== YOUR GOAL ==
Will you output all of the data below exactly, omitting the images?

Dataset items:
-- begin --
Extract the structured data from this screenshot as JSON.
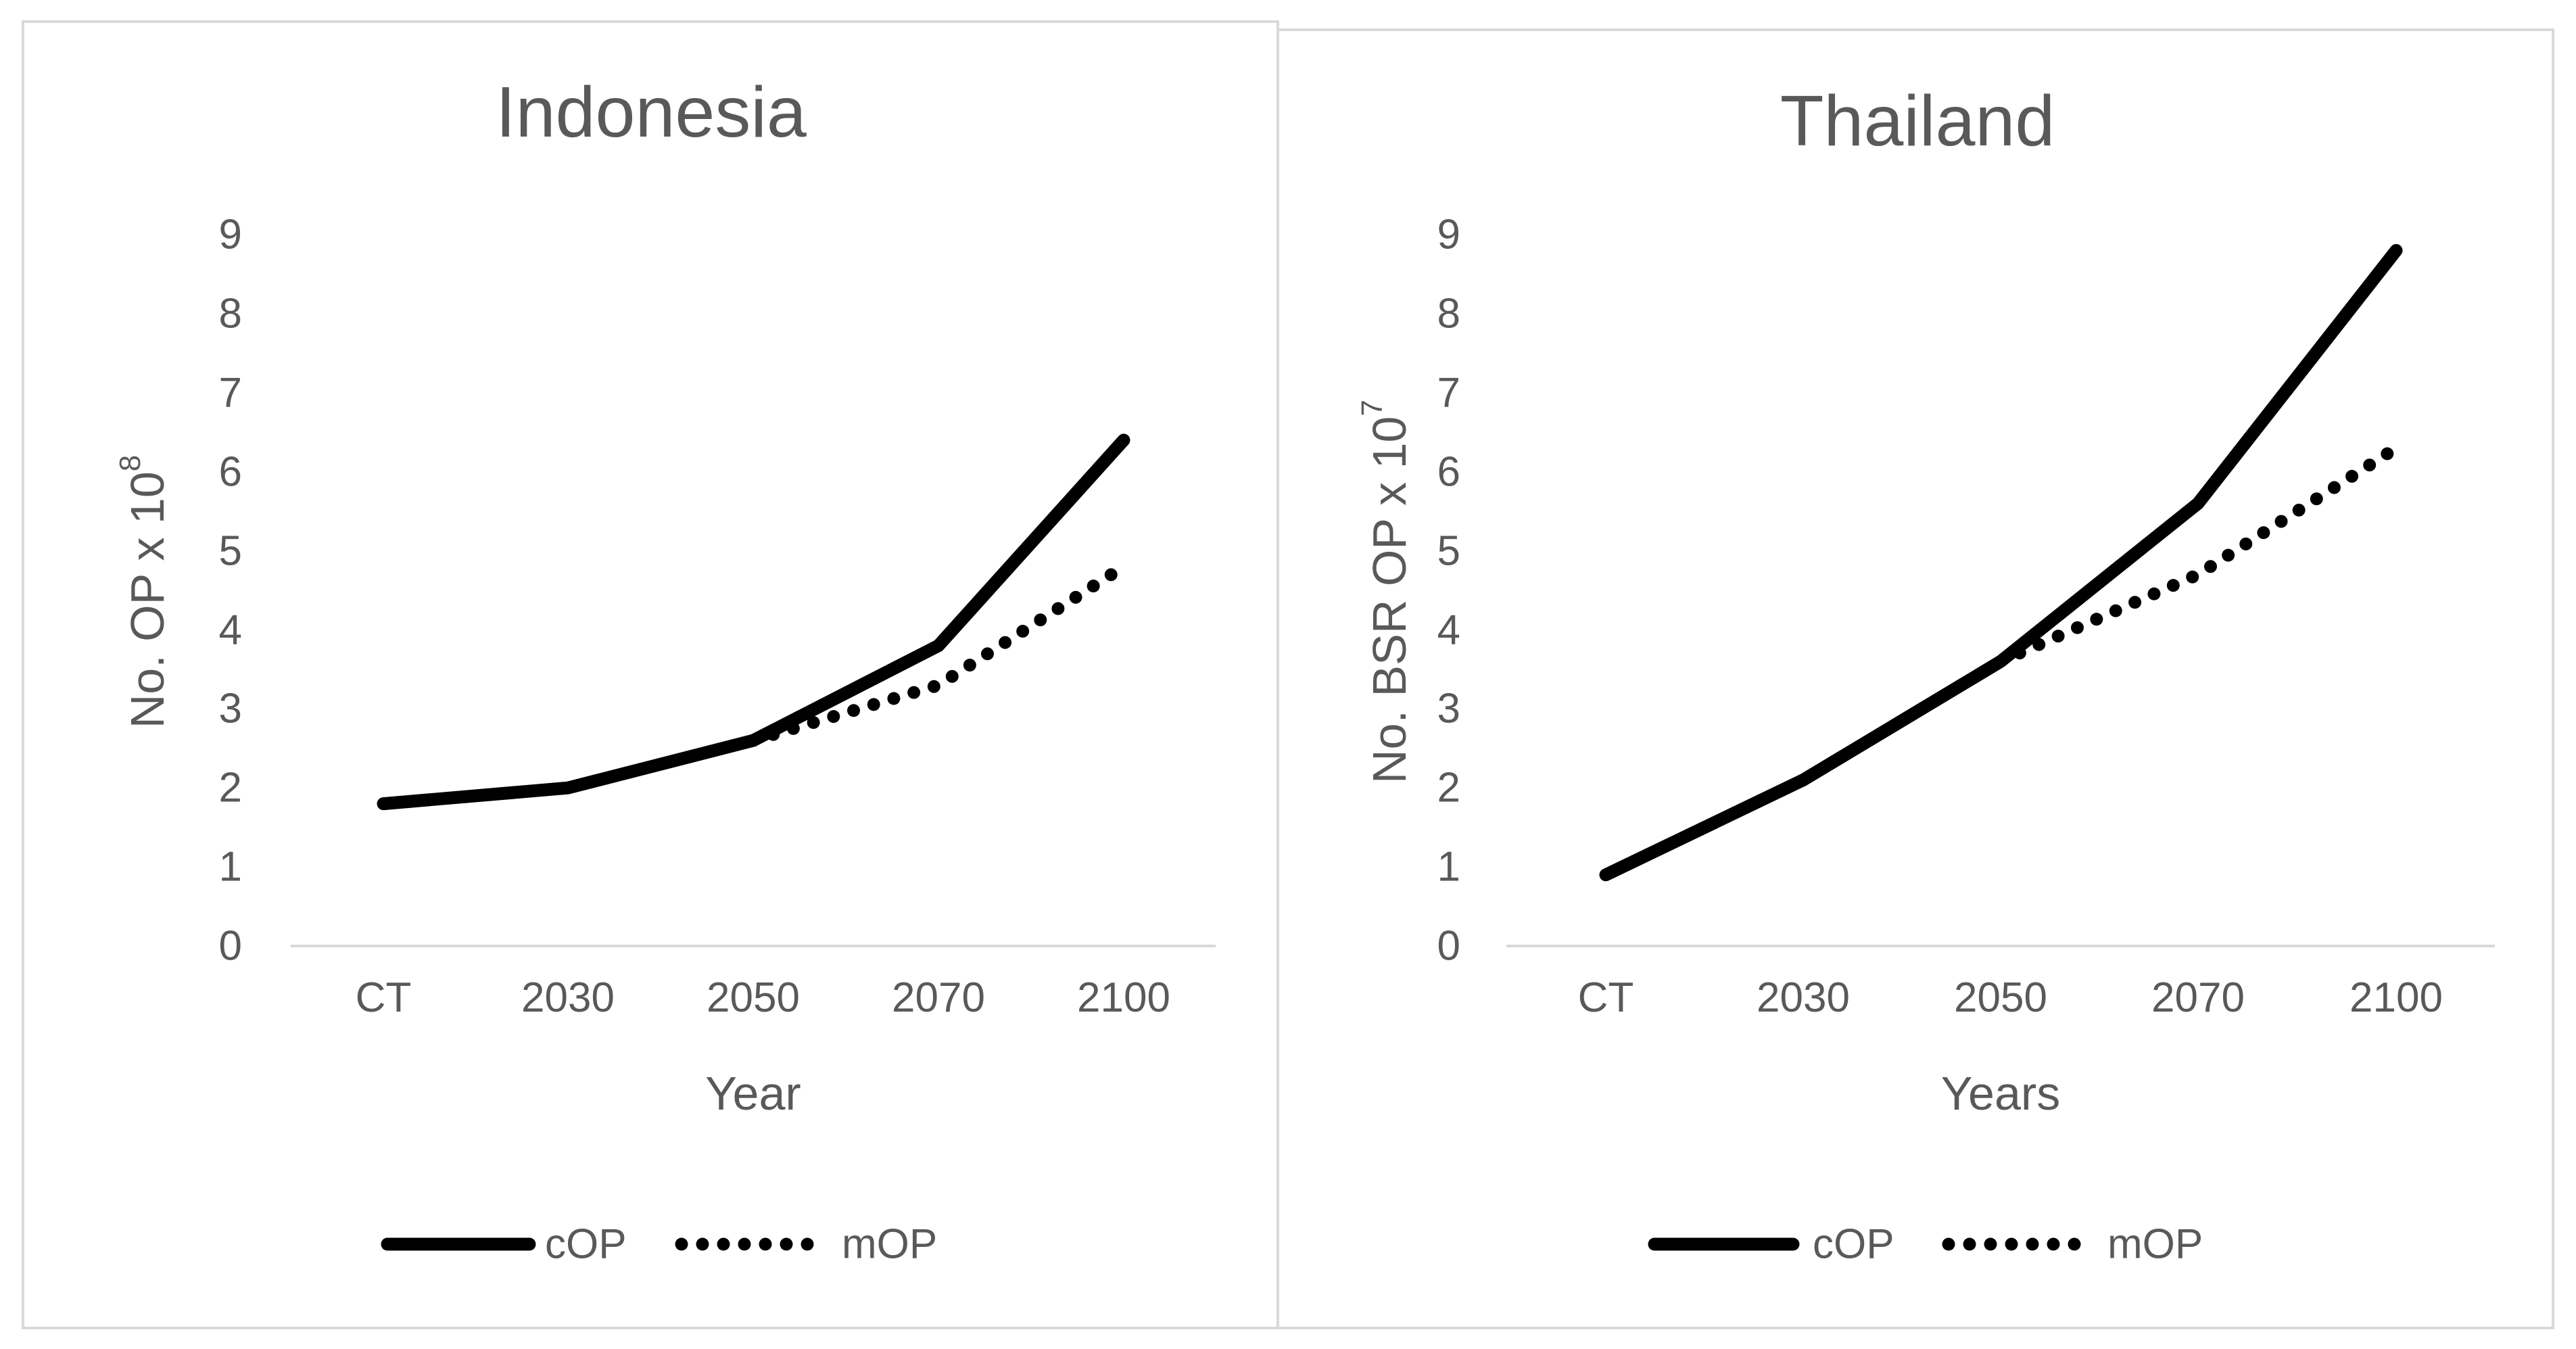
{
  "colors": {
    "background": "#ffffff",
    "panel_border": "#d9d9d9",
    "axis_line": "#d9d9d9",
    "text": "#595959",
    "series": "#000000"
  },
  "chart_data": [
    {
      "type": "line",
      "title": "Indonesia",
      "categories": [
        "CT",
        "2030",
        "2050",
        "2070",
        "2100"
      ],
      "xlabel": "Year",
      "ylabel_main": "No. OP x 10",
      "ylabel_exp": "8",
      "ylim": [
        0,
        9
      ],
      "yticks": [
        "0",
        "1",
        "2",
        "3",
        "4",
        "5",
        "6",
        "7",
        "8",
        "9"
      ],
      "grid": false,
      "legend_position": "bottom",
      "series": [
        {
          "name": "cOP",
          "style": "solid",
          "values": [
            1.8,
            2.0,
            2.6,
            3.8,
            6.4
          ]
        },
        {
          "name": "mOP",
          "style": "dotted",
          "values": [
            null,
            null,
            2.6,
            3.3,
            4.8
          ]
        }
      ]
    },
    {
      "type": "line",
      "title": "Thailand",
      "categories": [
        "CT",
        "2030",
        "2050",
        "2070",
        "2100"
      ],
      "xlabel": "Years",
      "ylabel_main": "No. BSR OP x 10",
      "ylabel_exp": "7",
      "ylim": [
        0,
        9
      ],
      "yticks": [
        "0",
        "1",
        "2",
        "3",
        "4",
        "5",
        "6",
        "7",
        "8",
        "9"
      ],
      "grid": false,
      "legend_position": "bottom",
      "series": [
        {
          "name": "cOP",
          "style": "solid",
          "values": [
            0.9,
            2.1,
            3.6,
            5.6,
            8.8
          ]
        },
        {
          "name": "mOP",
          "style": "dotted",
          "values": [
            null,
            null,
            3.6,
            4.7,
            6.3
          ]
        }
      ]
    }
  ]
}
-- end --
== RESPONSE ==
Extract the structured data from this screenshot as JSON.
{
  "colors": {
    "background": "#ffffff",
    "panel_border": "#d9d9d9",
    "axis_line": "#d9d9d9",
    "text": "#595959",
    "series": "#000000"
  },
  "chart_data": [
    {
      "type": "line",
      "title": "Indonesia",
      "categories": [
        "CT",
        "2030",
        "2050",
        "2070",
        "2100"
      ],
      "xlabel": "Year",
      "ylabel_main": "No. OP x 10",
      "ylabel_exp": "8",
      "ylim": [
        0,
        9
      ],
      "yticks": [
        "0",
        "1",
        "2",
        "3",
        "4",
        "5",
        "6",
        "7",
        "8",
        "9"
      ],
      "grid": false,
      "legend_position": "bottom",
      "series": [
        {
          "name": "cOP",
          "style": "solid",
          "values": [
            1.8,
            2.0,
            2.6,
            3.8,
            6.4
          ]
        },
        {
          "name": "mOP",
          "style": "dotted",
          "values": [
            null,
            null,
            2.6,
            3.3,
            4.8
          ]
        }
      ]
    },
    {
      "type": "line",
      "title": "Thailand",
      "categories": [
        "CT",
        "2030",
        "2050",
        "2070",
        "2100"
      ],
      "xlabel": "Years",
      "ylabel_main": "No. BSR OP x 10",
      "ylabel_exp": "7",
      "ylim": [
        0,
        9
      ],
      "yticks": [
        "0",
        "1",
        "2",
        "3",
        "4",
        "5",
        "6",
        "7",
        "8",
        "9"
      ],
      "grid": false,
      "legend_position": "bottom",
      "series": [
        {
          "name": "cOP",
          "style": "solid",
          "values": [
            0.9,
            2.1,
            3.6,
            5.6,
            8.8
          ]
        },
        {
          "name": "mOP",
          "style": "dotted",
          "values": [
            null,
            null,
            3.6,
            4.7,
            6.3
          ]
        }
      ]
    }
  ]
}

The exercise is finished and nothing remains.